● **Figure collection entries**
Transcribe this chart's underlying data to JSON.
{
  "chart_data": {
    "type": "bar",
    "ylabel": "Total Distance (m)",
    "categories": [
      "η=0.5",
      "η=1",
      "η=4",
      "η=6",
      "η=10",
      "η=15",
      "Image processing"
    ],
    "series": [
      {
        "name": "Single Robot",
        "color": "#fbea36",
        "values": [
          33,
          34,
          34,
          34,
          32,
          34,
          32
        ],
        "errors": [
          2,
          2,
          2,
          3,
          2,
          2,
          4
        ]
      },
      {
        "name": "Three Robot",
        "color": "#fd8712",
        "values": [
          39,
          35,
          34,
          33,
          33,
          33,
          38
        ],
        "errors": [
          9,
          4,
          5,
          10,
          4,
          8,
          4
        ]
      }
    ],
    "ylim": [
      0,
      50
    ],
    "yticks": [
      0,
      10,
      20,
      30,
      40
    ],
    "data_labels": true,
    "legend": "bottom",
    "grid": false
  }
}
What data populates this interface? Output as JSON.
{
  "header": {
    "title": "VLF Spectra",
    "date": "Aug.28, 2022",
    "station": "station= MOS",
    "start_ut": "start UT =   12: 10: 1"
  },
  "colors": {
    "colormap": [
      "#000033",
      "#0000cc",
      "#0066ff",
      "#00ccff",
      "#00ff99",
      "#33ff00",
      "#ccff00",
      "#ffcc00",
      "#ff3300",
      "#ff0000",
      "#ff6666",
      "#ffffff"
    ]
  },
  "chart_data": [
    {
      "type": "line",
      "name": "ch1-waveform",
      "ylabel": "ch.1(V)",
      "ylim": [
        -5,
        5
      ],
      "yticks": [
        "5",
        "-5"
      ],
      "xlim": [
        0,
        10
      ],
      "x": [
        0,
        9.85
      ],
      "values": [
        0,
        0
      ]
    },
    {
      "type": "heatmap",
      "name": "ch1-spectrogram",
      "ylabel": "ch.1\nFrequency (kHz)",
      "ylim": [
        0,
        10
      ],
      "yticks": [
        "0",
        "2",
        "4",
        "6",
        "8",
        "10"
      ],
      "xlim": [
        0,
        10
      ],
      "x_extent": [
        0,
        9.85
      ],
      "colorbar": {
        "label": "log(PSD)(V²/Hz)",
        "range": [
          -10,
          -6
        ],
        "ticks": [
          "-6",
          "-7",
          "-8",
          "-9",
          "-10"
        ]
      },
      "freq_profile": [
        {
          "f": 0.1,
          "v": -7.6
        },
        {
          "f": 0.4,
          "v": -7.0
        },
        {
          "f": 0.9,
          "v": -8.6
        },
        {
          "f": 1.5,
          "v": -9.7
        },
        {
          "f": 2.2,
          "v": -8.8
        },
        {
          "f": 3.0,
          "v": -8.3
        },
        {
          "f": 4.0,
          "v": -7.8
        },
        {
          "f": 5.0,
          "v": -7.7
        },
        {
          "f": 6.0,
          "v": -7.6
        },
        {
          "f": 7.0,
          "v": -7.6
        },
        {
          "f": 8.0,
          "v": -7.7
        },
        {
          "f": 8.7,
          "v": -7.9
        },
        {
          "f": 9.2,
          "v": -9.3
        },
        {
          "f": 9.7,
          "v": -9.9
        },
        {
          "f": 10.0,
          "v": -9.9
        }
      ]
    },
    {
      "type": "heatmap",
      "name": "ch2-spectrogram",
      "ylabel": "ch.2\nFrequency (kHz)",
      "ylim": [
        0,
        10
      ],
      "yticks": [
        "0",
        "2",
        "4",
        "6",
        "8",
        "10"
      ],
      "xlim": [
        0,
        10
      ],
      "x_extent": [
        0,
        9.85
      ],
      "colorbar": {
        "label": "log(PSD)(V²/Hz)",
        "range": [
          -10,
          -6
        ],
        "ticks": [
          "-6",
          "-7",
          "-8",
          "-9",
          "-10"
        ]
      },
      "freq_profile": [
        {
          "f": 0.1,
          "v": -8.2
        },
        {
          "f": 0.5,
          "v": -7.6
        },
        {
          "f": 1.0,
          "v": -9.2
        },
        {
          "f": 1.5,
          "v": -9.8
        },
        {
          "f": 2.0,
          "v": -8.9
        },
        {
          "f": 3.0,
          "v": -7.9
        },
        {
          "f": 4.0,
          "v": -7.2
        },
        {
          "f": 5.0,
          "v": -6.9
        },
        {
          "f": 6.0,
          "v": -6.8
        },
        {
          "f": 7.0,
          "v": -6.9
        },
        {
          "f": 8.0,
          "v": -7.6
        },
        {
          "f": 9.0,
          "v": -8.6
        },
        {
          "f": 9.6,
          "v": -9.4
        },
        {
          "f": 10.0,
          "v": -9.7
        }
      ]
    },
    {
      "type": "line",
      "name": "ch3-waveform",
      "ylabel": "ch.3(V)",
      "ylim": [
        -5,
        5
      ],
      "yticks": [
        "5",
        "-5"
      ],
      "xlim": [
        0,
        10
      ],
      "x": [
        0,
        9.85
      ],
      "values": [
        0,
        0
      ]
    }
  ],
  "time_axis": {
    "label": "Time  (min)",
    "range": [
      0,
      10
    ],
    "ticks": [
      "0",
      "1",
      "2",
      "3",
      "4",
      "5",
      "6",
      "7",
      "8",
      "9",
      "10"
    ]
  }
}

● **Task directions**
Print the entries exactly. Include every one.

● **Written answer**
Transcribe this chart's underlying data to JSON.
{
  "chart_data": {
    "type": "bar",
    "ylabel": "Total Distance (m)",
    "categories": [
      "η=0.5",
      "η=1",
      "η=4",
      "η=6",
      "η=10",
      "η=15",
      "Image processing"
    ],
    "series": [
      {
        "name": "Single Robot",
        "color": "#fbea36",
        "values": [
          33,
          34,
          34,
          34,
          32,
          34,
          32
        ],
        "errors": [
          2,
          2,
          2,
          3,
          2,
          2,
          4
        ]
      },
      {
        "name": "Three Robot",
        "color": "#fd8712",
        "values": [
          39,
          35,
          34,
          33,
          33,
          33,
          38
        ],
        "errors": [
          9,
          4,
          5,
          10,
          4,
          8,
          4
        ]
      }
    ],
    "ylim": [
      0,
      50
    ],
    "yticks": [
      0,
      10,
      20,
      30,
      40
    ],
    "data_labels": true,
    "legend": "bottom",
    "grid": false
  }
}
What data populates this interface? Output as JSON.
{
  "header": {
    "title": "VLF Spectra",
    "date": "Aug.28, 2022",
    "station": "station= MOS",
    "start_ut": "start UT =   12: 10: 1"
  },
  "colors": {
    "colormap": [
      "#000033",
      "#0000cc",
      "#0066ff",
      "#00ccff",
      "#00ff99",
      "#33ff00",
      "#ccff00",
      "#ffcc00",
      "#ff3300",
      "#ff0000",
      "#ff6666",
      "#ffffff"
    ]
  },
  "chart_data": [
    {
      "type": "line",
      "name": "ch1-waveform",
      "ylabel": "ch.1(V)",
      "ylim": [
        -5,
        5
      ],
      "yticks": [
        "5",
        "-5"
      ],
      "xlim": [
        0,
        10
      ],
      "x": [
        0,
        9.85
      ],
      "values": [
        0,
        0
      ]
    },
    {
      "type": "heatmap",
      "name": "ch1-spectrogram",
      "ylabel": "ch.1\nFrequency (kHz)",
      "ylim": [
        0,
        10
      ],
      "yticks": [
        "0",
        "2",
        "4",
        "6",
        "8",
        "10"
      ],
      "xlim": [
        0,
        10
      ],
      "x_extent": [
        0,
        9.85
      ],
      "colorbar": {
        "label": "log(PSD)(V²/Hz)",
        "range": [
          -10,
          -6
        ],
        "ticks": [
          "-6",
          "-7",
          "-8",
          "-9",
          "-10"
        ]
      },
      "freq_profile": [
        {
          "f": 0.1,
          "v": -7.6
        },
        {
          "f": 0.4,
          "v": -7.0
        },
        {
          "f": 0.9,
          "v": -8.6
        },
        {
          "f": 1.5,
          "v": -9.7
        },
        {
          "f": 2.2,
          "v": -8.8
        },
        {
          "f": 3.0,
          "v": -8.3
        },
        {
          "f": 4.0,
          "v": -7.8
        },
        {
          "f": 5.0,
          "v": -7.7
        },
        {
          "f": 6.0,
          "v": -7.6
        },
        {
          "f": 7.0,
          "v": -7.6
        },
        {
          "f": 8.0,
          "v": -7.7
        },
        {
          "f": 8.7,
          "v": -7.9
        },
        {
          "f": 9.2,
          "v": -9.3
        },
        {
          "f": 9.7,
          "v": -9.9
        },
        {
          "f": 10.0,
          "v": -9.9
        }
      ]
    },
    {
      "type": "heatmap",
      "name": "ch2-spectrogram",
      "ylabel": "ch.2\nFrequency (kHz)",
      "ylim": [
        0,
        10
      ],
      "yticks": [
        "0",
        "2",
        "4",
        "6",
        "8",
        "10"
      ],
      "xlim": [
        0,
        10
      ],
      "x_extent": [
        0,
        9.85
      ],
      "colorbar": {
        "label": "log(PSD)(V²/Hz)",
        "range": [
          -10,
          -6
        ],
        "ticks": [
          "-6",
          "-7",
          "-8",
          "-9",
          "-10"
        ]
      },
      "freq_profile": [
        {
          "f": 0.1,
          "v": -8.2
        },
        {
          "f": 0.5,
          "v": -7.6
        },
        {
          "f": 1.0,
          "v": -9.2
        },
        {
          "f": 1.5,
          "v": -9.8
        },
        {
          "f": 2.0,
          "v": -8.9
        },
        {
          "f": 3.0,
          "v": -7.9
        },
        {
          "f": 4.0,
          "v": -7.2
        },
        {
          "f": 5.0,
          "v": -6.9
        },
        {
          "f": 6.0,
          "v": -6.8
        },
        {
          "f": 7.0,
          "v": -6.9
        },
        {
          "f": 8.0,
          "v": -7.6
        },
        {
          "f": 9.0,
          "v": -8.6
        },
        {
          "f": 9.6,
          "v": -9.4
        },
        {
          "f": 10.0,
          "v": -9.7
        }
      ]
    },
    {
      "type": "line",
      "name": "ch3-waveform",
      "ylabel": "ch.3(V)",
      "ylim": [
        -5,
        5
      ],
      "yticks": [
        "5",
        "-5"
      ],
      "xlim": [
        0,
        10
      ],
      "x": [
        0,
        9.85
      ],
      "values": [
        0,
        0
      ]
    }
  ],
  "time_axis": {
    "label": "Time  (min)",
    "range": [
      0,
      10
    ],
    "ticks": [
      "0",
      "1",
      "2",
      "3",
      "4",
      "5",
      "6",
      "7",
      "8",
      "9",
      "10"
    ]
  }
}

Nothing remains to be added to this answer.